PROBLEM TO WORK ON: Repeat the records below exactly as they appear.

MATERIALS PROVIDED:
--- START ---

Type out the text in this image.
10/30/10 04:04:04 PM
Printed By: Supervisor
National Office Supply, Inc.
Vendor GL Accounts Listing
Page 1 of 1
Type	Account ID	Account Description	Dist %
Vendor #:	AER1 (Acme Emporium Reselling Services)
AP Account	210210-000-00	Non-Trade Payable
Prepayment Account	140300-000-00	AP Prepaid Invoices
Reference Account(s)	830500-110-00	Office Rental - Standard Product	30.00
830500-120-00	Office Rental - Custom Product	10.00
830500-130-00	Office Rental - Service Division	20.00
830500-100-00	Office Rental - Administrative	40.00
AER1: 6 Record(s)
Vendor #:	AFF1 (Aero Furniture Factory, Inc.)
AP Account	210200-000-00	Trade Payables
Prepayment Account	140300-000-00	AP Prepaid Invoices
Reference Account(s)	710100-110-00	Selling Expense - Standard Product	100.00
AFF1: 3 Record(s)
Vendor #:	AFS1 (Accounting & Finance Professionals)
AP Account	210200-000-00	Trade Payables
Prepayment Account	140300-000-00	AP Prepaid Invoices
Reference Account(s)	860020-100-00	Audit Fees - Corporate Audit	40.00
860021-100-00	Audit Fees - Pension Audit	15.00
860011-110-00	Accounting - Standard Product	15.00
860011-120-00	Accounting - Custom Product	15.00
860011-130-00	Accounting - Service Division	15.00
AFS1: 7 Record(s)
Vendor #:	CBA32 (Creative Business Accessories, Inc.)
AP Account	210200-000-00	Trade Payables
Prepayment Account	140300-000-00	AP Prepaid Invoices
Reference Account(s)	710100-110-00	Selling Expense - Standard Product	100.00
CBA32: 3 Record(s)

--- END ---

PROBLEM SOLUTION:
Type out the text in this image.
10/30/10 04:04:04 PM
Printed By: Supervisor
National Office Supply, Inc.
Vendor GL Accounts Listing
Page 1 of 1
Type	Account ID	Account Description	Dist %
Vendor #:	AER1 (Acme Emporium Reselling Services)
AP Account	210210-000-00	Non-Trade Payable
Prepayment Account	140300-000-00	AP Prepaid Invoices
Reference Account(s)	830500-110-00	Office Rental - Standard Product	30.00
830500-120-00	Office Rental - Custom Product	10.00
830500-130-00	Office Rental - Service Division	20.00
830500-100-00	Office Rental - Administrative	40.00
AER1: 6 Record(s)
Vendor #:	AFF1 (Aero Furniture Factory, Inc.)
AP Account	210200-000-00	Trade Payables
Prepayment Account	140300-000-00	AP Prepaid Invoices
Reference Account(s)	710100-110-00	Selling Expense - Standard Product	100.00
AFF1: 3 Record(s)
Vendor #:	AFS1 (Accounting & Finance Professionals)
AP Account	210200-000-00	Trade Payables
Prepayment Account	140300-000-00	AP Prepaid Invoices
Reference Account(s)	860020-100-00	Audit Fees - Corporate Audit	40.00
860021-100-00	Audit Fees - Pension Audit	15.00
860011-110-00	Accounting - Standard Product	15.00
860011-120-00	Accounting - Custom Product	15.00
860011-130-00	Accounting - Service Division	15.00
AFS1: 7 Record(s)
Vendor #:	CBA32 (Creative Business Accessories, Inc.)
AP Account	210200-000-00	Trade Payables
Prepayment Account	140300-000-00	AP Prepaid Invoices
Reference Account(s)	710100-110-00	Selling Expense - Standard Product	100.00
CBA32: 3 Record(s)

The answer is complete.